#### Instructions to follow:
Would you copy out the whole listing exactly as given?

Source data
----

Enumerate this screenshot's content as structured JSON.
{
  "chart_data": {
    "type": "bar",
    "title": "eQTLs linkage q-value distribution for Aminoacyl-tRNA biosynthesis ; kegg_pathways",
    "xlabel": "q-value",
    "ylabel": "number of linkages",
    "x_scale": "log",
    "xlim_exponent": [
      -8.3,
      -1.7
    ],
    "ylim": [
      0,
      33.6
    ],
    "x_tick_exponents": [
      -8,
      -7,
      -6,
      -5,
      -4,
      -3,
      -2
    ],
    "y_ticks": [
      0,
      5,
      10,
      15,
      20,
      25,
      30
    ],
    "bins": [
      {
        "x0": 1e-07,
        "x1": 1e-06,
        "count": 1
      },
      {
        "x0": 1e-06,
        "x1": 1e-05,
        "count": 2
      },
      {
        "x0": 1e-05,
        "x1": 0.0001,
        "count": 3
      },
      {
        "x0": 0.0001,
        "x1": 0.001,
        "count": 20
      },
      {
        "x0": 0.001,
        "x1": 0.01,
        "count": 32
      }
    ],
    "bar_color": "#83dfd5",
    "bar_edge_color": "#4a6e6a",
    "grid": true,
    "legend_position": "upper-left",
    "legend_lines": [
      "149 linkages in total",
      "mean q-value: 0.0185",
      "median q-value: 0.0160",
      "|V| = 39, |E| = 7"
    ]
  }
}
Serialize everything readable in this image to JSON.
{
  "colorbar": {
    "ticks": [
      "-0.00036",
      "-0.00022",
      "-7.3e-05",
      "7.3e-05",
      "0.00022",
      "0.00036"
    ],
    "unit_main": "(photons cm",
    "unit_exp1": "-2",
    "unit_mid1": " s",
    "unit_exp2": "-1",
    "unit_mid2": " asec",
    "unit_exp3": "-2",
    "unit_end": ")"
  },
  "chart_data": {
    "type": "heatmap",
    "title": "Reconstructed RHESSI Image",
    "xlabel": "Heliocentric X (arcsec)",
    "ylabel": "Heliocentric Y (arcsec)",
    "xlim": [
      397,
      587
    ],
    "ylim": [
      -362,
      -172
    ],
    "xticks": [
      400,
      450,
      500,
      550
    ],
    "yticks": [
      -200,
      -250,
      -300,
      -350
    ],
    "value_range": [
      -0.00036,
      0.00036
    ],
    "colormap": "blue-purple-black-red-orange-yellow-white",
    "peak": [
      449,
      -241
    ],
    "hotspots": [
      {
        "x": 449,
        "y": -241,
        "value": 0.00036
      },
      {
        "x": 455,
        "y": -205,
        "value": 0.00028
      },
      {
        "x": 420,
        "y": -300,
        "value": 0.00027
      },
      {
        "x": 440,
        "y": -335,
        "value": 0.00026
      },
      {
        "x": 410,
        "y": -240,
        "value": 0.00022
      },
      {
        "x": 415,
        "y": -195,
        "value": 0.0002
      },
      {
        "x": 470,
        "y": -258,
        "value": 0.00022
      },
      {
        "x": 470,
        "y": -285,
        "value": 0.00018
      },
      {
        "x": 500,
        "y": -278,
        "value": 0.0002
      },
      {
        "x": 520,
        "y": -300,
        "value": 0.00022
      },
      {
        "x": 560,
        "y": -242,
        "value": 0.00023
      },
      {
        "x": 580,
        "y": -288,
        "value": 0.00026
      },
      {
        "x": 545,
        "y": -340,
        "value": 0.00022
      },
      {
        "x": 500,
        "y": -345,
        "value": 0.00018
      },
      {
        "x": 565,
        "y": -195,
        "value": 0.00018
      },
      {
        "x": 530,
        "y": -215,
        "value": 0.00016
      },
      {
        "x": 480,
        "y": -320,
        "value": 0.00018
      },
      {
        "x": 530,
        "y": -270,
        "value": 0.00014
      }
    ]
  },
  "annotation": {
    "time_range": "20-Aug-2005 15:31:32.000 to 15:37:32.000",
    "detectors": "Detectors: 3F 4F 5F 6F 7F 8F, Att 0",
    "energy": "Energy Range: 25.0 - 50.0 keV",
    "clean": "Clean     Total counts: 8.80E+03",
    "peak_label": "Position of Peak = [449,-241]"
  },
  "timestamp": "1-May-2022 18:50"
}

----

#### Response to this exercise:
Enumerate this screenshot's content as structured JSON.
{
  "chart_data": {
    "type": "bar",
    "title": "eQTLs linkage q-value distribution for Aminoacyl-tRNA biosynthesis ; kegg_pathways",
    "xlabel": "q-value",
    "ylabel": "number of linkages",
    "x_scale": "log",
    "xlim_exponent": [
      -8.3,
      -1.7
    ],
    "ylim": [
      0,
      33.6
    ],
    "x_tick_exponents": [
      -8,
      -7,
      -6,
      -5,
      -4,
      -3,
      -2
    ],
    "y_ticks": [
      0,
      5,
      10,
      15,
      20,
      25,
      30
    ],
    "bins": [
      {
        "x0": 1e-07,
        "x1": 1e-06,
        "count": 1
      },
      {
        "x0": 1e-06,
        "x1": 1e-05,
        "count": 2
      },
      {
        "x0": 1e-05,
        "x1": 0.0001,
        "count": 3
      },
      {
        "x0": 0.0001,
        "x1": 0.001,
        "count": 20
      },
      {
        "x0": 0.001,
        "x1": 0.01,
        "count": 32
      }
    ],
    "bar_color": "#83dfd5",
    "bar_edge_color": "#4a6e6a",
    "grid": true,
    "legend_position": "upper-left",
    "legend_lines": [
      "149 linkages in total",
      "mean q-value: 0.0185",
      "median q-value: 0.0160",
      "|V| = 39, |E| = 7"
    ]
  }
}
Serialize everything readable in this image to JSON.
{
  "colorbar": {
    "ticks": [
      "-0.00036",
      "-0.00022",
      "-7.3e-05",
      "7.3e-05",
      "0.00022",
      "0.00036"
    ],
    "unit_main": "(photons cm",
    "unit_exp1": "-2",
    "unit_mid1": " s",
    "unit_exp2": "-1",
    "unit_mid2": " asec",
    "unit_exp3": "-2",
    "unit_end": ")"
  },
  "chart_data": {
    "type": "heatmap",
    "title": "Reconstructed RHESSI Image",
    "xlabel": "Heliocentric X (arcsec)",
    "ylabel": "Heliocentric Y (arcsec)",
    "xlim": [
      397,
      587
    ],
    "ylim": [
      -362,
      -172
    ],
    "xticks": [
      400,
      450,
      500,
      550
    ],
    "yticks": [
      -200,
      -250,
      -300,
      -350
    ],
    "value_range": [
      -0.00036,
      0.00036
    ],
    "colormap": "blue-purple-black-red-orange-yellow-white",
    "peak": [
      449,
      -241
    ],
    "hotspots": [
      {
        "x": 449,
        "y": -241,
        "value": 0.00036
      },
      {
        "x": 455,
        "y": -205,
        "value": 0.00028
      },
      {
        "x": 420,
        "y": -300,
        "value": 0.00027
      },
      {
        "x": 440,
        "y": -335,
        "value": 0.00026
      },
      {
        "x": 410,
        "y": -240,
        "value": 0.00022
      },
      {
        "x": 415,
        "y": -195,
        "value": 0.0002
      },
      {
        "x": 470,
        "y": -258,
        "value": 0.00022
      },
      {
        "x": 470,
        "y": -285,
        "value": 0.00018
      },
      {
        "x": 500,
        "y": -278,
        "value": 0.0002
      },
      {
        "x": 520,
        "y": -300,
        "value": 0.00022
      },
      {
        "x": 560,
        "y": -242,
        "value": 0.00023
      },
      {
        "x": 580,
        "y": -288,
        "value": 0.00026
      },
      {
        "x": 545,
        "y": -340,
        "value": 0.00022
      },
      {
        "x": 500,
        "y": -345,
        "value": 0.00018
      },
      {
        "x": 565,
        "y": -195,
        "value": 0.00018
      },
      {
        "x": 530,
        "y": -215,
        "value": 0.00016
      },
      {
        "x": 480,
        "y": -320,
        "value": 0.00018
      },
      {
        "x": 530,
        "y": -270,
        "value": 0.00014
      }
    ]
  },
  "annotation": {
    "time_range": "20-Aug-2005 15:31:32.000 to 15:37:32.000",
    "detectors": "Detectors: 3F 4F 5F 6F 7F 8F, Att 0",
    "energy": "Energy Range: 25.0 - 50.0 keV",
    "clean": "Clean     Total counts: 8.80E+03",
    "peak_label": "Position of Peak = [449,-241]"
  },
  "timestamp": "1-May-2022 18:50"
}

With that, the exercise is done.